### Goal of the exercise
Repeat each entry as written, dropping any picture you find.
* * *
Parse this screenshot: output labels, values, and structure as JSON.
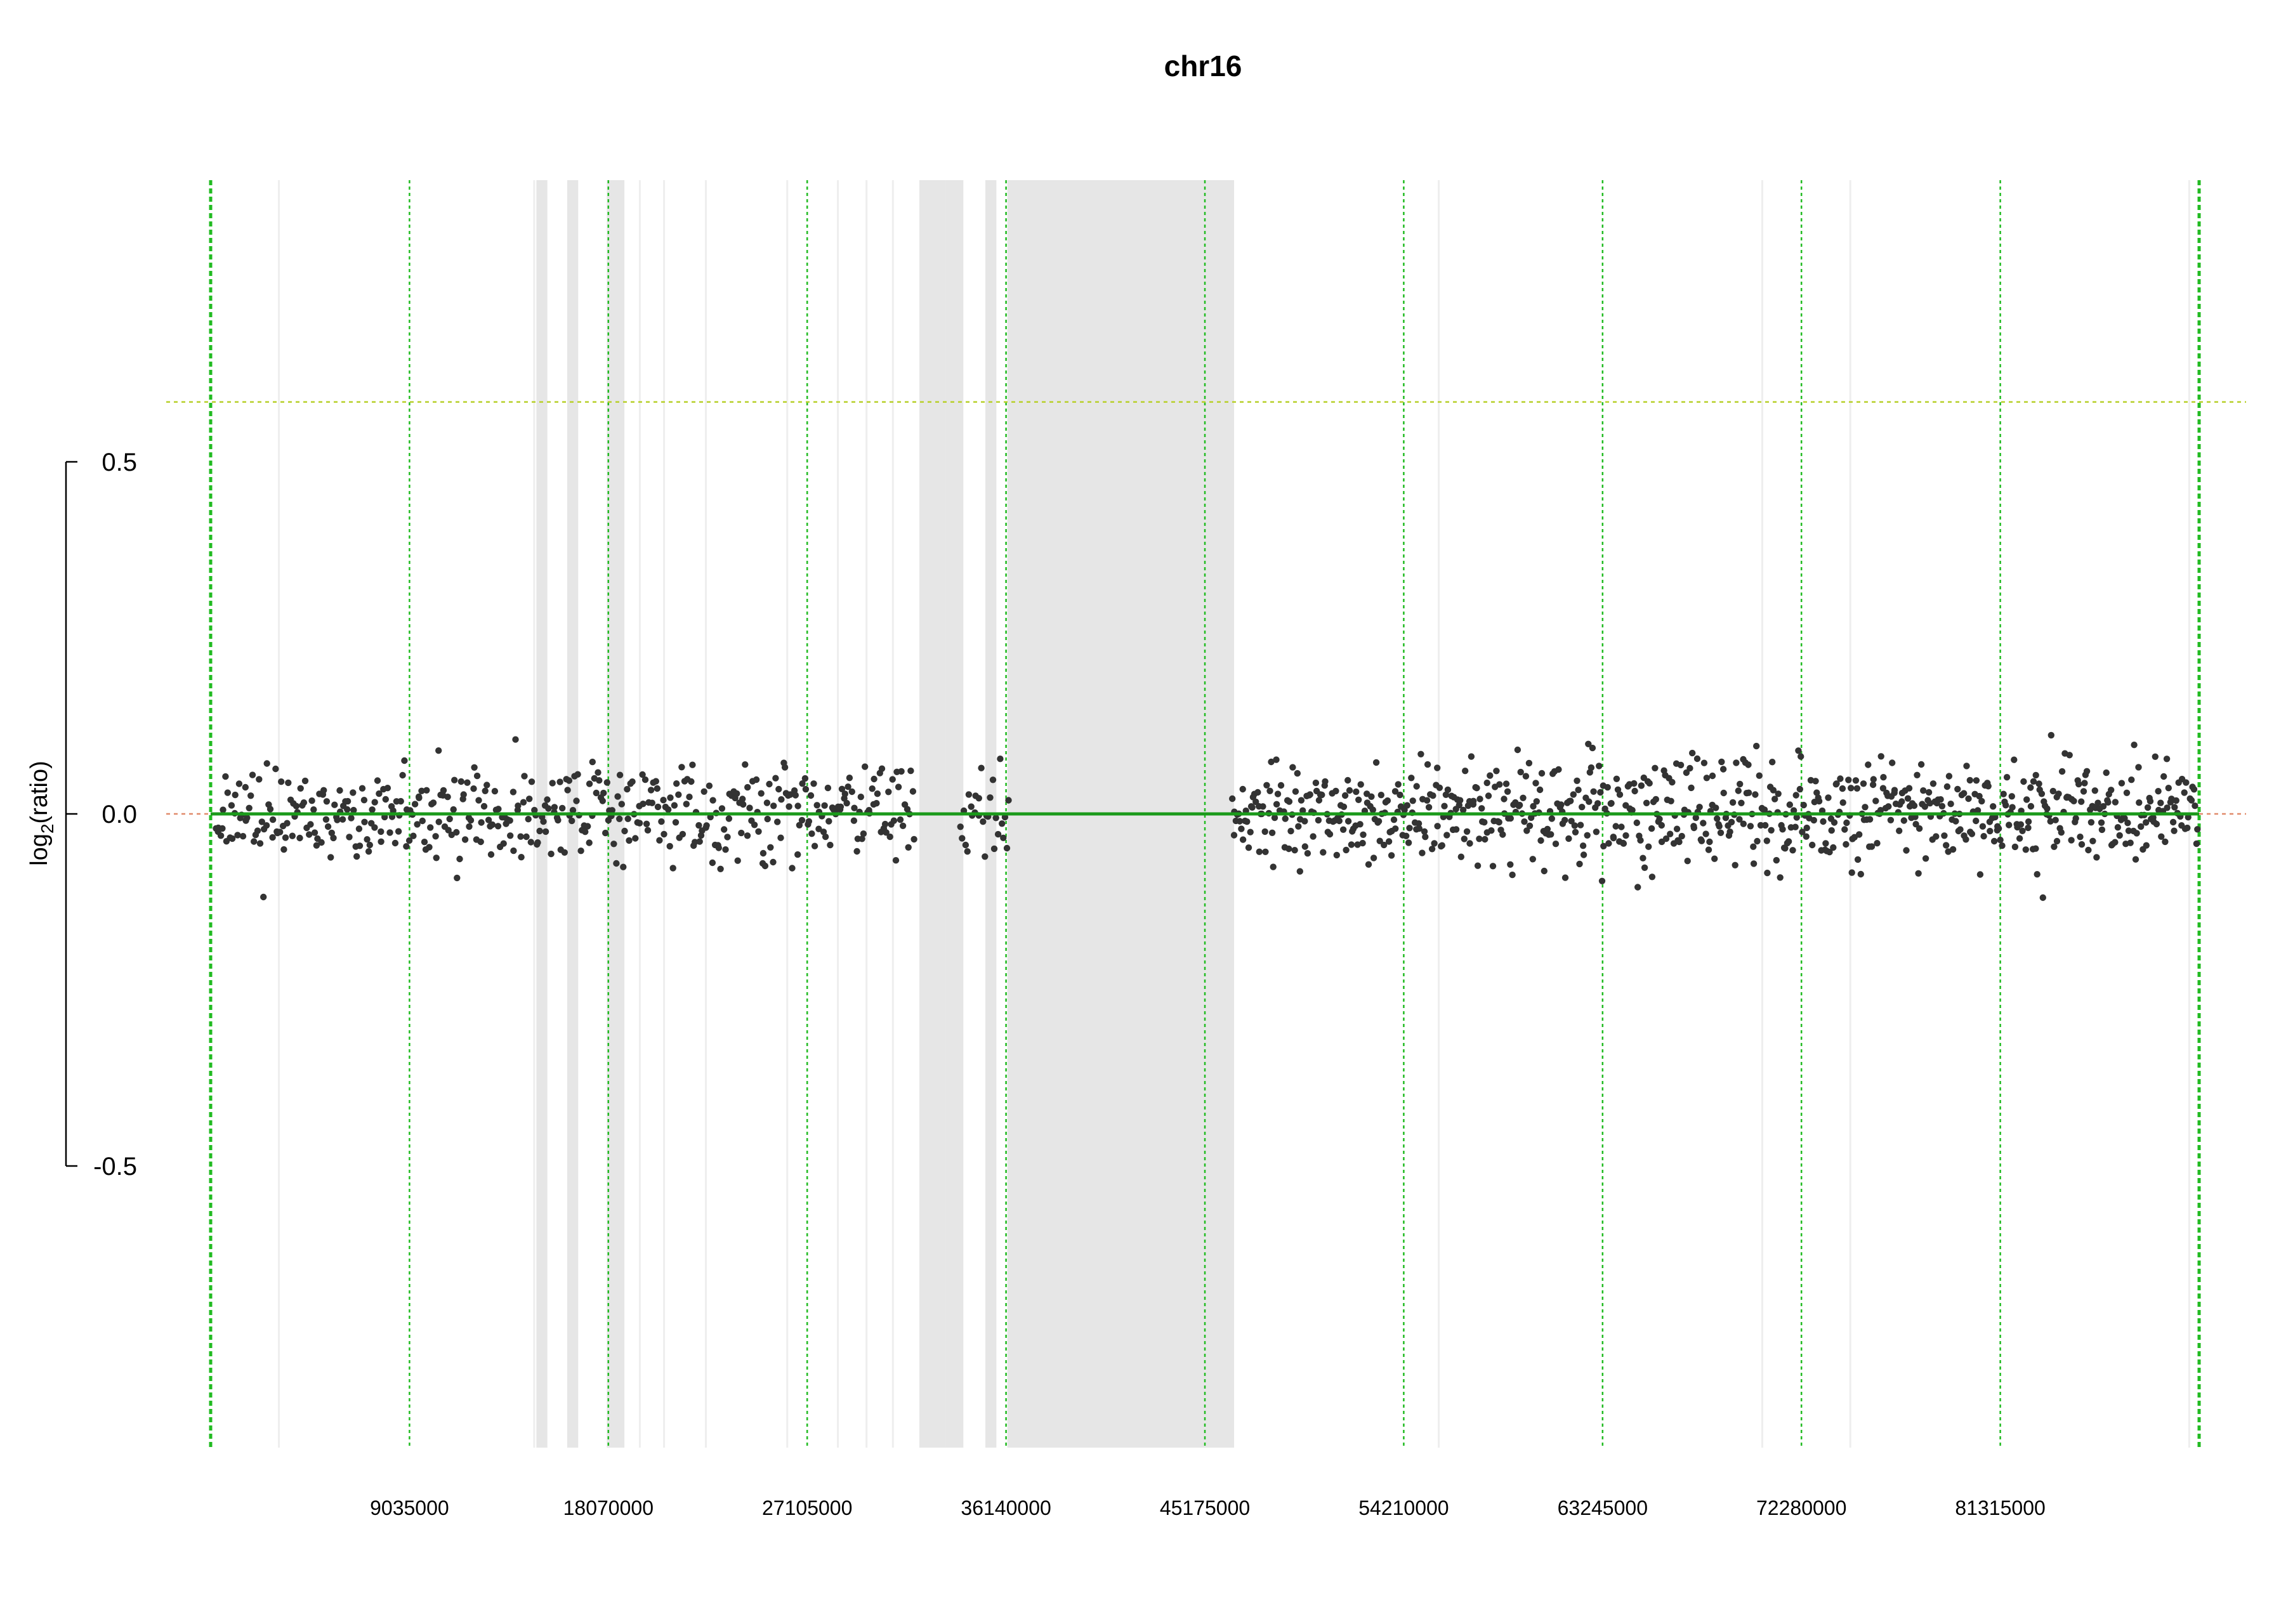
{
  "chart_data": {
    "type": "scatter",
    "title": "chr16",
    "ylabel": {
      "base": "log",
      "sub": "2",
      "rest": "(ratio)"
    },
    "xlim": [
      0,
      90350000
    ],
    "ylim": [
      -0.9,
      0.9
    ],
    "x_ticks": [
      9035000,
      18070000,
      27105000,
      36140000,
      45175000,
      54210000,
      63245000,
      72280000,
      81315000
    ],
    "x_tick_labels": [
      "9035000",
      "18070000",
      "27105000",
      "36140000",
      "45175000",
      "54210000",
      "63245000",
      "72280000",
      "81315000"
    ],
    "y_ticks": [
      -0.5,
      0.0,
      0.5
    ],
    "y_tick_labels": [
      "-0.5",
      "0.0",
      "0.5"
    ],
    "reference_lines": {
      "baseline": 0.0,
      "upper_threshold": 0.585
    },
    "segment": {
      "value": 0.0,
      "start": 0,
      "end": 90350000
    },
    "gap_regions": [
      [
        14800000,
        15300000
      ],
      [
        16200000,
        16700000
      ],
      [
        18000000,
        18800000
      ],
      [
        32200000,
        33400000
      ],
      [
        33400000,
        34200000
      ],
      [
        35200000,
        35700000
      ],
      [
        36200000,
        46500000
      ]
    ],
    "point_ranges": [
      {
        "start": 200000,
        "end": 32000000,
        "count": 460
      },
      {
        "start": 34000000,
        "end": 36300000,
        "count": 28
      },
      {
        "start": 46400000,
        "end": 90300000,
        "count": 780
      }
    ],
    "point_sd": 0.036,
    "grid": true,
    "colors": {
      "points": "#333333",
      "segment": "#1a9a1a",
      "guide": "#22bb22",
      "threshold": "#b8d02a",
      "baseline": "#e08a6a",
      "gaps": "#e6e6e6",
      "probe_lines": "#eeeeee"
    }
  }
}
* * *
### Answer in full
Parse this screenshot: output labels, values, and structure as JSON.
{
  "chart_data": {
    "type": "scatter",
    "title": "chr16",
    "ylabel": {
      "base": "log",
      "sub": "2",
      "rest": "(ratio)"
    },
    "xlim": [
      0,
      90350000
    ],
    "ylim": [
      -0.9,
      0.9
    ],
    "x_ticks": [
      9035000,
      18070000,
      27105000,
      36140000,
      45175000,
      54210000,
      63245000,
      72280000,
      81315000
    ],
    "x_tick_labels": [
      "9035000",
      "18070000",
      "27105000",
      "36140000",
      "45175000",
      "54210000",
      "63245000",
      "72280000",
      "81315000"
    ],
    "y_ticks": [
      -0.5,
      0.0,
      0.5
    ],
    "y_tick_labels": [
      "-0.5",
      "0.0",
      "0.5"
    ],
    "reference_lines": {
      "baseline": 0.0,
      "upper_threshold": 0.585
    },
    "segment": {
      "value": 0.0,
      "start": 0,
      "end": 90350000
    },
    "gap_regions": [
      [
        14800000,
        15300000
      ],
      [
        16200000,
        16700000
      ],
      [
        18000000,
        18800000
      ],
      [
        32200000,
        33400000
      ],
      [
        33400000,
        34200000
      ],
      [
        35200000,
        35700000
      ],
      [
        36200000,
        46500000
      ]
    ],
    "point_ranges": [
      {
        "start": 200000,
        "end": 32000000,
        "count": 460
      },
      {
        "start": 34000000,
        "end": 36300000,
        "count": 28
      },
      {
        "start": 46400000,
        "end": 90300000,
        "count": 780
      }
    ],
    "point_sd": 0.036,
    "grid": true,
    "colors": {
      "points": "#333333",
      "segment": "#1a9a1a",
      "guide": "#22bb22",
      "threshold": "#b8d02a",
      "baseline": "#e08a6a",
      "gaps": "#e6e6e6",
      "probe_lines": "#eeeeee"
    }
  }
}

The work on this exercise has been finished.